----- Listed entries

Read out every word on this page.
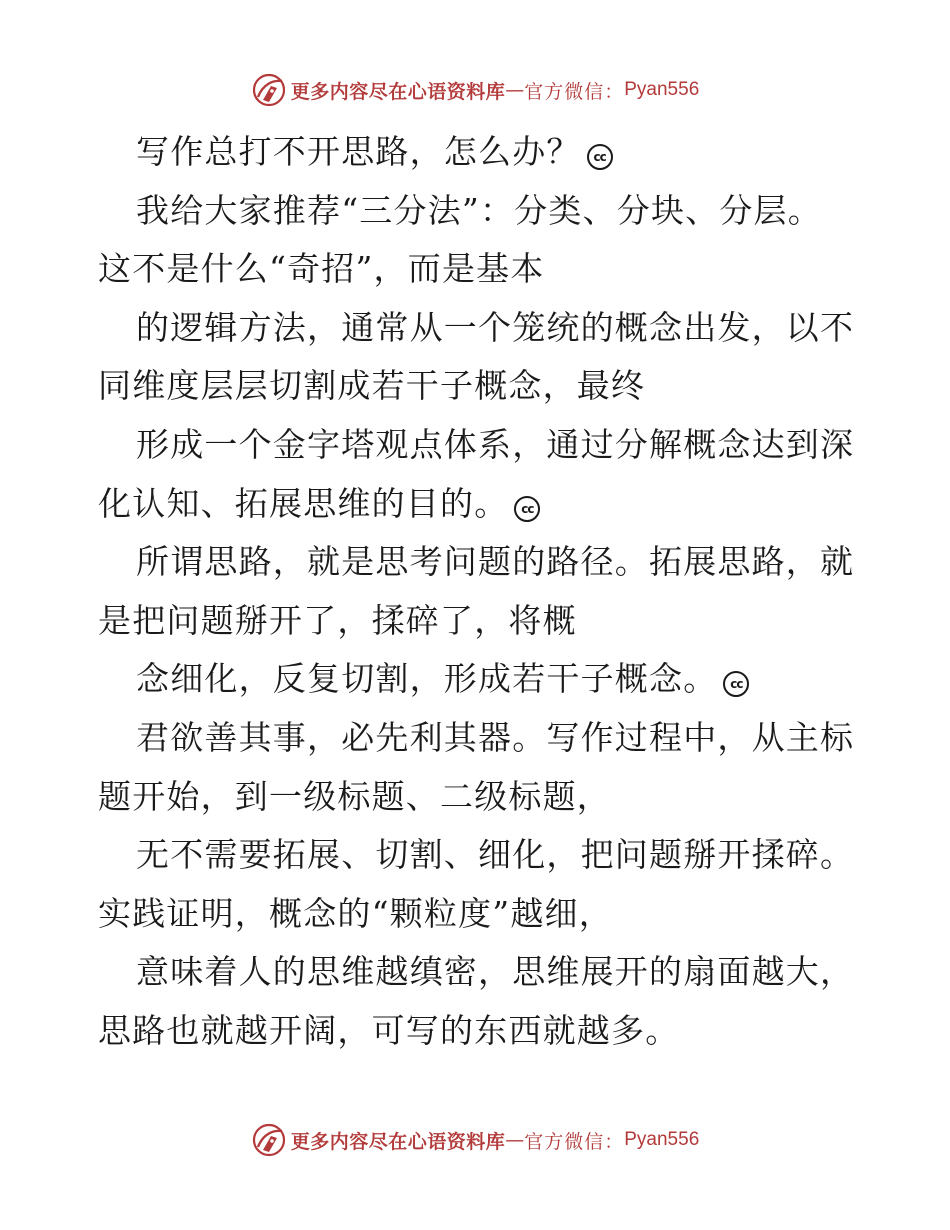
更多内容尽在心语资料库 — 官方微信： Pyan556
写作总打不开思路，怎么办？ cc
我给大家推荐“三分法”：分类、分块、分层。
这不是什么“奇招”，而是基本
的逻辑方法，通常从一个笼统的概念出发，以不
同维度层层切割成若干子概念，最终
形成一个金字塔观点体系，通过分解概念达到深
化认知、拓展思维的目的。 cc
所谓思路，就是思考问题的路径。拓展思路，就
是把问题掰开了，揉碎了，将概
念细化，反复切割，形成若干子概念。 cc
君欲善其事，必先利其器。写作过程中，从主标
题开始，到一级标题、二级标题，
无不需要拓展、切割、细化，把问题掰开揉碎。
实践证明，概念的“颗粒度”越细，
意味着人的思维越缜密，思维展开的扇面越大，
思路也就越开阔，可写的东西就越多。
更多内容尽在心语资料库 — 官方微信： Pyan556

----------
----- Listed entries

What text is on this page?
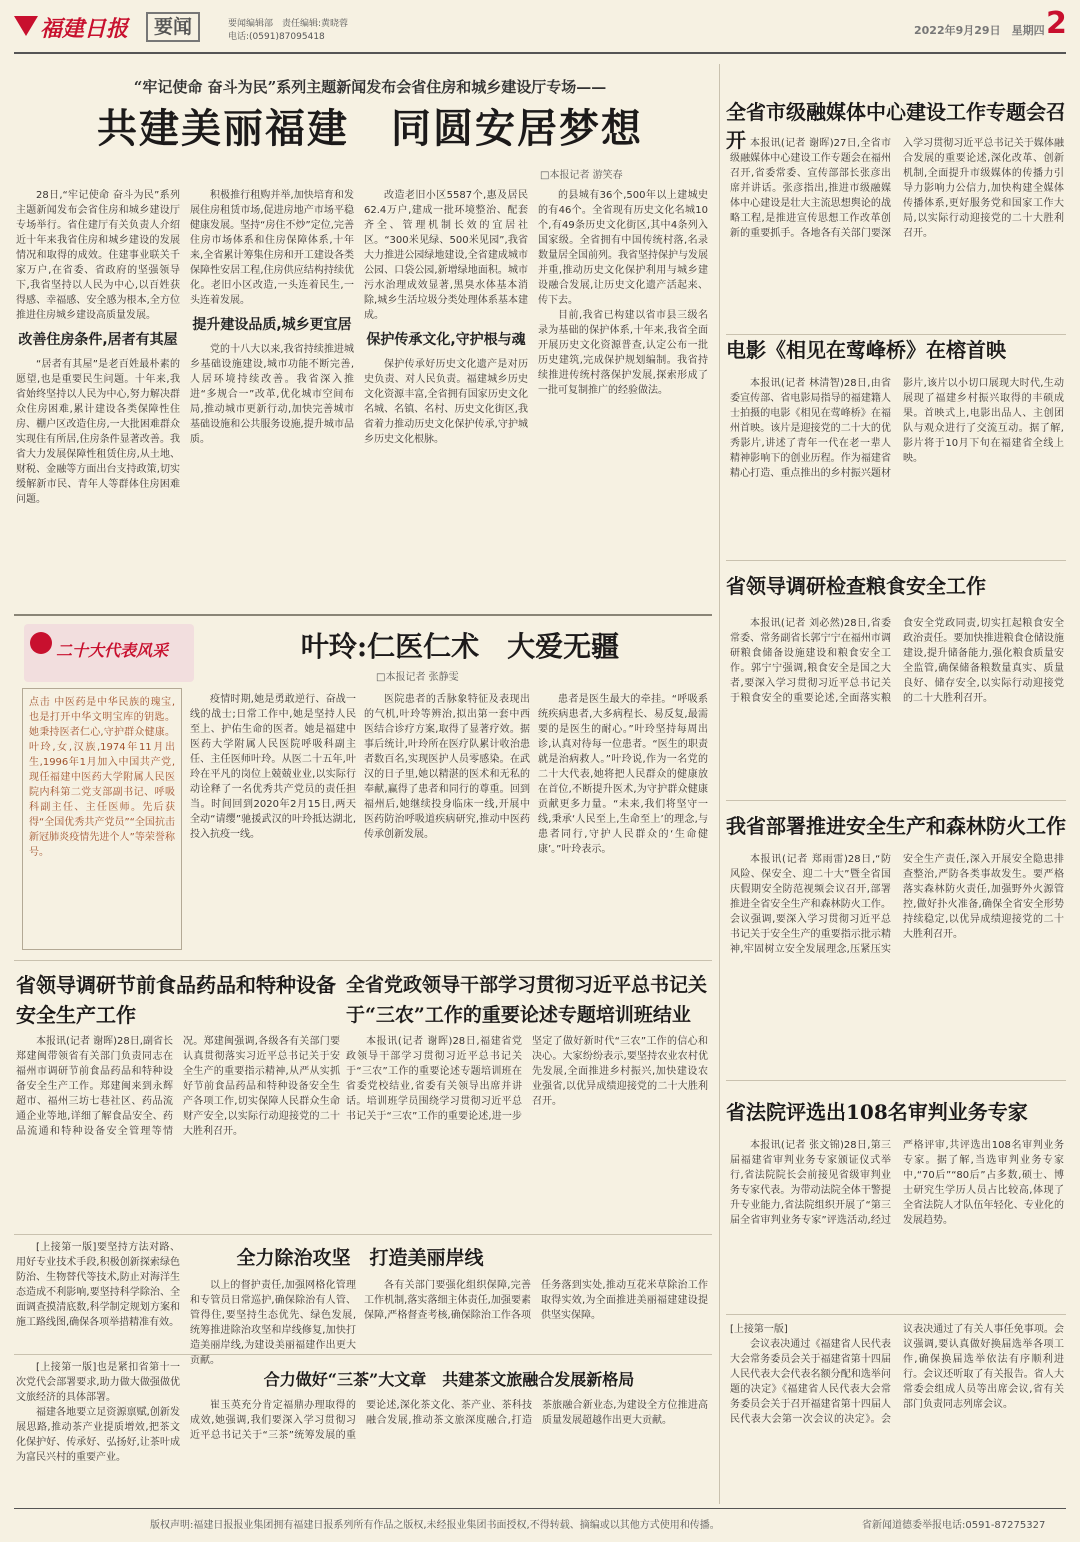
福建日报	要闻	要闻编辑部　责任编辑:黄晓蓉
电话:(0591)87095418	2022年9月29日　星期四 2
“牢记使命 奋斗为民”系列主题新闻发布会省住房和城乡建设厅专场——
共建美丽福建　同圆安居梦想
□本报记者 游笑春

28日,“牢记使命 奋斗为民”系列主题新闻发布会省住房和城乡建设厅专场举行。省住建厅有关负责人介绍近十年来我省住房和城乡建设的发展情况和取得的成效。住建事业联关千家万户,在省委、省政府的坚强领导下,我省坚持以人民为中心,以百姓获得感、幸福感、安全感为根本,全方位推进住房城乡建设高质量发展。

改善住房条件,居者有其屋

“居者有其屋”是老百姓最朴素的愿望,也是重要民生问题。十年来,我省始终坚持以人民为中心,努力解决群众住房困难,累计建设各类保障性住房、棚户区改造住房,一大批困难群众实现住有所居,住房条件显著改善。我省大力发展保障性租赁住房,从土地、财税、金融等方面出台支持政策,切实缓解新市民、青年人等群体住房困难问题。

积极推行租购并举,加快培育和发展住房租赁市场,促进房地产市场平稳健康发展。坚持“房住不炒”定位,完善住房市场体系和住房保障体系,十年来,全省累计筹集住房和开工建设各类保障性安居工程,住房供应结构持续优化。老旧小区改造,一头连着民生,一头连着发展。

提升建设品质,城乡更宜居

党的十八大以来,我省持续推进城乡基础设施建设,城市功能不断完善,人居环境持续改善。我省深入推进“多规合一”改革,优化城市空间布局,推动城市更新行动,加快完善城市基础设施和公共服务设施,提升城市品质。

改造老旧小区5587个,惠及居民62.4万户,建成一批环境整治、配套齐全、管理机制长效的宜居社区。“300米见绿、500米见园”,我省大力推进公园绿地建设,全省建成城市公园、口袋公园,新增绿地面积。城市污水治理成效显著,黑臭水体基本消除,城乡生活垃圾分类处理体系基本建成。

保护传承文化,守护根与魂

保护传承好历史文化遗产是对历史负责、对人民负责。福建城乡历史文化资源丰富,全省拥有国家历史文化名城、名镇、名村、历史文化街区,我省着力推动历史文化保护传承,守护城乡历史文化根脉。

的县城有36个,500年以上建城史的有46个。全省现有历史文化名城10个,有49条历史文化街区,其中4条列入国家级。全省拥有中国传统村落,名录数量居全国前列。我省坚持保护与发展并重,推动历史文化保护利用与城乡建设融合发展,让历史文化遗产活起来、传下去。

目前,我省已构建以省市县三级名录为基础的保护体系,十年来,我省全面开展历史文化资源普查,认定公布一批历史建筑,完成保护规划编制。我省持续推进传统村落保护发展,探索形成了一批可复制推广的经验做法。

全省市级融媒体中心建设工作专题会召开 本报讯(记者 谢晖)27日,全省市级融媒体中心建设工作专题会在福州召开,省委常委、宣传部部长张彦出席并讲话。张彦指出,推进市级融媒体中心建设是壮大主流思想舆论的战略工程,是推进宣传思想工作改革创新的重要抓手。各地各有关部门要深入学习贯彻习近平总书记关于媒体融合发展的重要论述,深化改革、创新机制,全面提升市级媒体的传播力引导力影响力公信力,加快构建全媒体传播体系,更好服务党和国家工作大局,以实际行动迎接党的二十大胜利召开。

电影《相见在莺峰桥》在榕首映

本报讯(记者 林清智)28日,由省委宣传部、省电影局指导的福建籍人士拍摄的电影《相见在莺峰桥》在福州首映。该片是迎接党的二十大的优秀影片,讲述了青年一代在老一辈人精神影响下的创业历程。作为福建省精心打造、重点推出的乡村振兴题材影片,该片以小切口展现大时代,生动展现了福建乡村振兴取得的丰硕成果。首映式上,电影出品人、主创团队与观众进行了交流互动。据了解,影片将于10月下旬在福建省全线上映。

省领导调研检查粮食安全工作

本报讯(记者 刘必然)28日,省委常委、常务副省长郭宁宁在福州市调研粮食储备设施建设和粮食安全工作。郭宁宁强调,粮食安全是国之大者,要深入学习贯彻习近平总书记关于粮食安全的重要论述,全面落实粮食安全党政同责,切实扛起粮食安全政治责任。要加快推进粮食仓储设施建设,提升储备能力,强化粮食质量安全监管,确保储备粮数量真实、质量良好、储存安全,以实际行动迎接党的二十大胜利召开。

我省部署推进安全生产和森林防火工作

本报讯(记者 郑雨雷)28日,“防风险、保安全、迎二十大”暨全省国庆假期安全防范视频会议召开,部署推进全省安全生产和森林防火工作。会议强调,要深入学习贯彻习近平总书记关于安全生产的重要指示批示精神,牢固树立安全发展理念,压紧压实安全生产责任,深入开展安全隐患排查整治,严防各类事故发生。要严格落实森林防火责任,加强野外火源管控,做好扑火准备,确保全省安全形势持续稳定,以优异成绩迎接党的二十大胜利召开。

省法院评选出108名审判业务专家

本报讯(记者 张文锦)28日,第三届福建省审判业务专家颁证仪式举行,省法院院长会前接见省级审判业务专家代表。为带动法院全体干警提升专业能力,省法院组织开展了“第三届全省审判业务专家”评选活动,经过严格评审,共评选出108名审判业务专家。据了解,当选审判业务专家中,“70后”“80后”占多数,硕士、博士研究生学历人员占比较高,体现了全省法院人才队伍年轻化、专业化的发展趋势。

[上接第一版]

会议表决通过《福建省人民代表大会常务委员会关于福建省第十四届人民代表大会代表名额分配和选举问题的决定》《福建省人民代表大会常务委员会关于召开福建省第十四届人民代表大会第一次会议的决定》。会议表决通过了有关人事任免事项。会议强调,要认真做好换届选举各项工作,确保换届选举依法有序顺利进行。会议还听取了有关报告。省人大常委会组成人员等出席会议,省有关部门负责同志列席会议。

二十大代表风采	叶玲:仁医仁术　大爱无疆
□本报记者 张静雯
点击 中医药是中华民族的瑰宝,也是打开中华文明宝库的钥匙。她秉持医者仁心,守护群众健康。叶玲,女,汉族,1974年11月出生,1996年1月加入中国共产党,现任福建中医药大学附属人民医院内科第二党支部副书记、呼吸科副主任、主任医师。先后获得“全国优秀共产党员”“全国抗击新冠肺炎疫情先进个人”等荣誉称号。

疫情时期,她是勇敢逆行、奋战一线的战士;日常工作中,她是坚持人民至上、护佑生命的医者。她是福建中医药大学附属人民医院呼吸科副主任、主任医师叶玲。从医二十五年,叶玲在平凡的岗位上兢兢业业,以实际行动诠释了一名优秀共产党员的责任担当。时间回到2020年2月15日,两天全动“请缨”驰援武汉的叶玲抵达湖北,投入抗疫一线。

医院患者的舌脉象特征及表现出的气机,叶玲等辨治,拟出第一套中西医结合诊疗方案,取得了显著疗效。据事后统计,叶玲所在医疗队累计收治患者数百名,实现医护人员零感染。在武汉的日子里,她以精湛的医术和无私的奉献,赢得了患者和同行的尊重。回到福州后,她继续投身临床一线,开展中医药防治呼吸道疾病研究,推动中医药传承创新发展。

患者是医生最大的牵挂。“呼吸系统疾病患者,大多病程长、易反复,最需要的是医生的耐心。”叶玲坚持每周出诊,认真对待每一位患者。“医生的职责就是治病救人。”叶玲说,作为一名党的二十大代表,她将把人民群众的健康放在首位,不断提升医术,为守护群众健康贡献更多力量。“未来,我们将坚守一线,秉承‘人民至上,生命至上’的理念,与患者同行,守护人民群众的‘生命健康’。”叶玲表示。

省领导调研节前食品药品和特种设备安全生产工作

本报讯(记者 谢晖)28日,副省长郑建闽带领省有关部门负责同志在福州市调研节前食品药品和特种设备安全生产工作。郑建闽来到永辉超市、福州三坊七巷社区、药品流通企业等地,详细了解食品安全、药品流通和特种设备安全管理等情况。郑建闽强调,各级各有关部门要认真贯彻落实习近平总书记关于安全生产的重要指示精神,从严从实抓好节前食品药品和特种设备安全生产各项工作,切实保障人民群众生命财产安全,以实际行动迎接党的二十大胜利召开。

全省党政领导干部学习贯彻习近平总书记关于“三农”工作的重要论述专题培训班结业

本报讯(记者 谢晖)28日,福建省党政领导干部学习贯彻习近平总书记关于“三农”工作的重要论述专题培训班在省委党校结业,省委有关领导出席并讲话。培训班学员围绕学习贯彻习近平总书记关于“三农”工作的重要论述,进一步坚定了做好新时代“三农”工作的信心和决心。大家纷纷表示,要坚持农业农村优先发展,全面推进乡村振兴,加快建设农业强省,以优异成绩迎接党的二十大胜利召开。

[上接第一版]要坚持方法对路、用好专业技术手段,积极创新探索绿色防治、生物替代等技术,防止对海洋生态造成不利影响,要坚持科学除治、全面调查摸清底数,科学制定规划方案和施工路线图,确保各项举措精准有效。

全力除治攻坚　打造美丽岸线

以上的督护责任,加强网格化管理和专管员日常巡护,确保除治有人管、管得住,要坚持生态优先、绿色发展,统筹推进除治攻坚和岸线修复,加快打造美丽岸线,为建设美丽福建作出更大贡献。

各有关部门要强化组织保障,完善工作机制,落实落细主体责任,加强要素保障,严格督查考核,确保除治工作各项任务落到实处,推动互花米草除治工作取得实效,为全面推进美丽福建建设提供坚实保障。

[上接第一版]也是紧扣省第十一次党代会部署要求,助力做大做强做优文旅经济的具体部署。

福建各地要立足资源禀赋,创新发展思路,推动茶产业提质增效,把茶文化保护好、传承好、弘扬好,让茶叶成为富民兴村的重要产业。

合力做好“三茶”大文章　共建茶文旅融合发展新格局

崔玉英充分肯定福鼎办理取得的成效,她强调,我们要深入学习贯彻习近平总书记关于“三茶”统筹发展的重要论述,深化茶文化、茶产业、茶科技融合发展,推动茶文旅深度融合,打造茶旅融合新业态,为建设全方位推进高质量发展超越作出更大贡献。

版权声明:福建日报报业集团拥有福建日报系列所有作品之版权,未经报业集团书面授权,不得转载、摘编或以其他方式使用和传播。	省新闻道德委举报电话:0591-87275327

----------
----- Listed entries

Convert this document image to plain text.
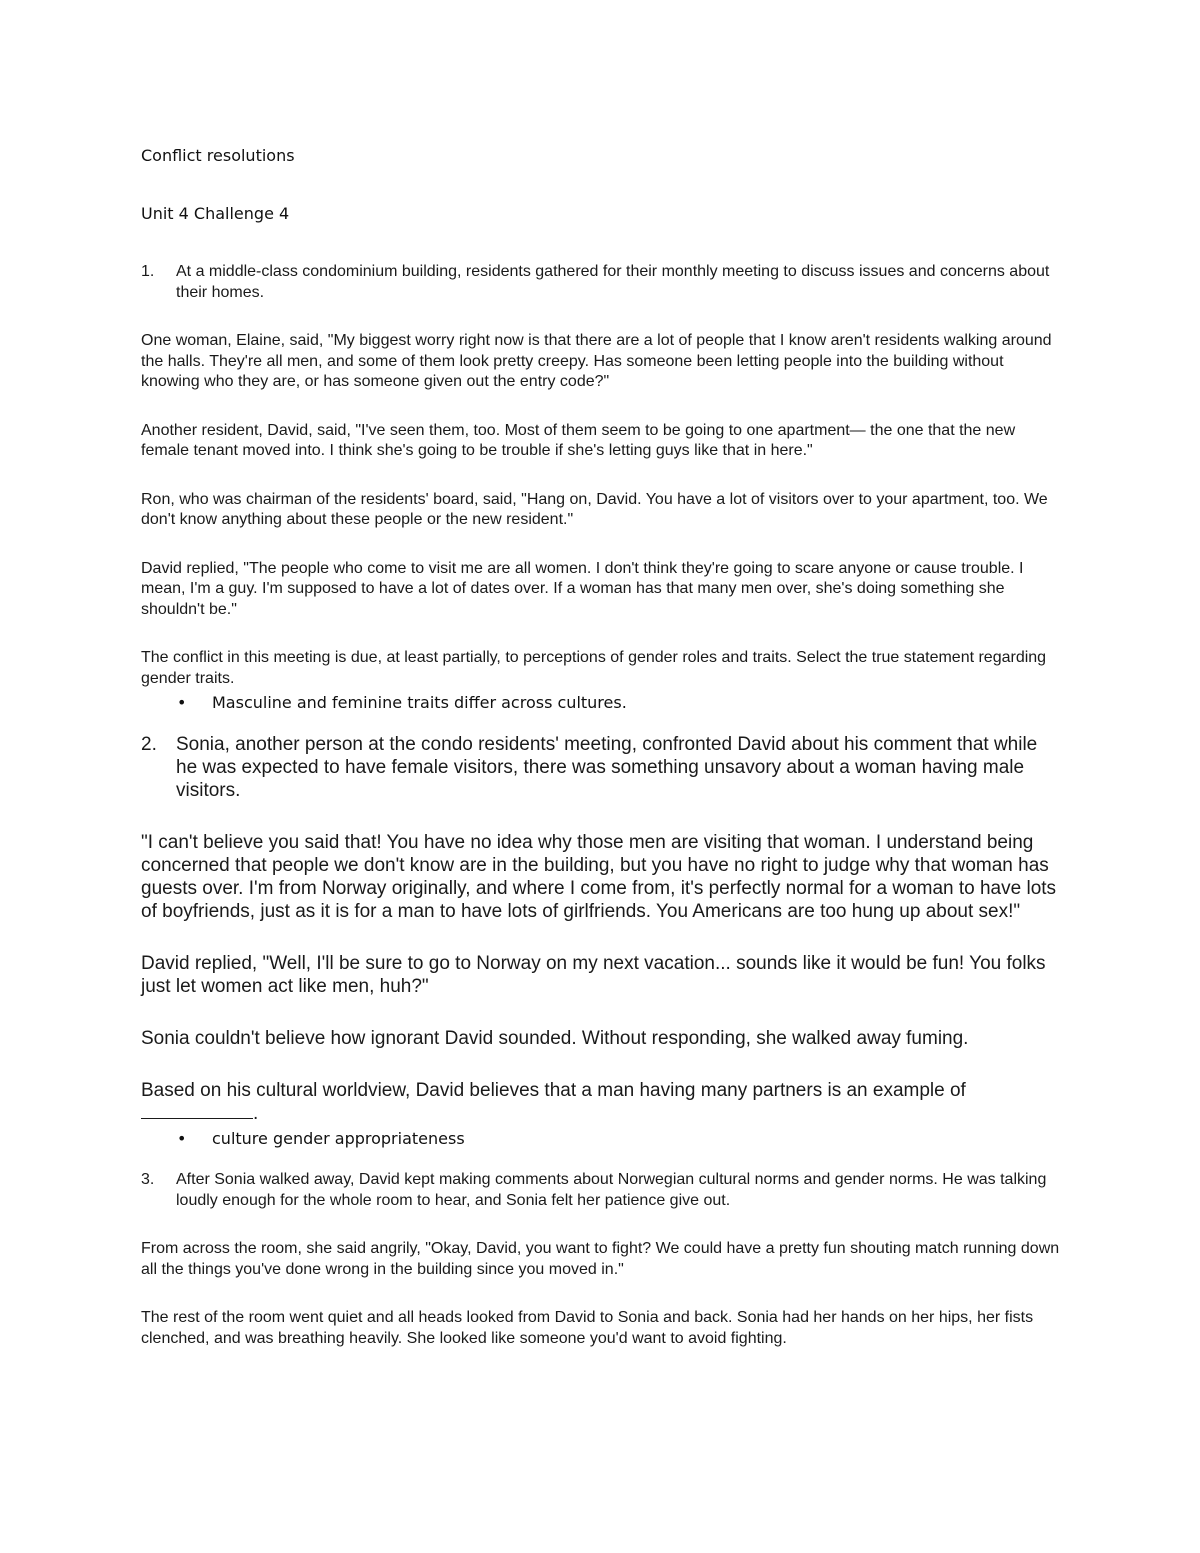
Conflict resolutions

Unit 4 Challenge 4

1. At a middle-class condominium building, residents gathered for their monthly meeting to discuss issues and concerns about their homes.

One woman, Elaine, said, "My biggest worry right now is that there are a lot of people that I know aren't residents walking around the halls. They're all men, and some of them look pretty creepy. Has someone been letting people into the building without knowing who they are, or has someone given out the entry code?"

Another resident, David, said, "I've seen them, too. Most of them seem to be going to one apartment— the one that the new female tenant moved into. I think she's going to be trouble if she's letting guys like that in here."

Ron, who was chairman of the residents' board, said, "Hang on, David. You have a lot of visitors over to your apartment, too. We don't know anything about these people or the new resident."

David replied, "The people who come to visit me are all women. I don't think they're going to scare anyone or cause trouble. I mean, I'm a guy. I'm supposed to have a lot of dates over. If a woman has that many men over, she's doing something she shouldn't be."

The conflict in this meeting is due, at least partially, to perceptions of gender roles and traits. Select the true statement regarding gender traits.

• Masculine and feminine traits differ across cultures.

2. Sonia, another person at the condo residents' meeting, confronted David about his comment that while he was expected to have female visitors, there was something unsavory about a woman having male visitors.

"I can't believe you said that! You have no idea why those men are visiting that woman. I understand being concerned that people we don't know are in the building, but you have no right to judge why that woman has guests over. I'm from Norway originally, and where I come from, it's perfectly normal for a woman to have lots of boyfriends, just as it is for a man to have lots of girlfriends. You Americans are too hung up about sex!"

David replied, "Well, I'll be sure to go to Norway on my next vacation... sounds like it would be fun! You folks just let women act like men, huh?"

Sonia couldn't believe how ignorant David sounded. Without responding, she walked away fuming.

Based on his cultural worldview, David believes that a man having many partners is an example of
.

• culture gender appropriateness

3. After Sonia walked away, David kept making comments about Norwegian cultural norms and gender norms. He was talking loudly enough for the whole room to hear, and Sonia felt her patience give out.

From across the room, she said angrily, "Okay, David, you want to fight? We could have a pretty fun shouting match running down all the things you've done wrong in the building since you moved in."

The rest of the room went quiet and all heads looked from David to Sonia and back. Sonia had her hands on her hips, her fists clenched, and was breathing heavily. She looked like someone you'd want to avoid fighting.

----------

--- What is expected ---
From the entries above, extract each line containing "want".

--- Reply to the exercise ---
From across the room, she said angrily, "Okay, David, you want to fight? We could have a pretty fun shouting match running down all the things you've done wrong in the building since you moved in."
The rest of the room went quiet and all heads looked from David to Sonia and back. Sonia had her hands on her hips, her fists clenched, and was breathing heavily. She looked like someone you'd want to avoid fighting.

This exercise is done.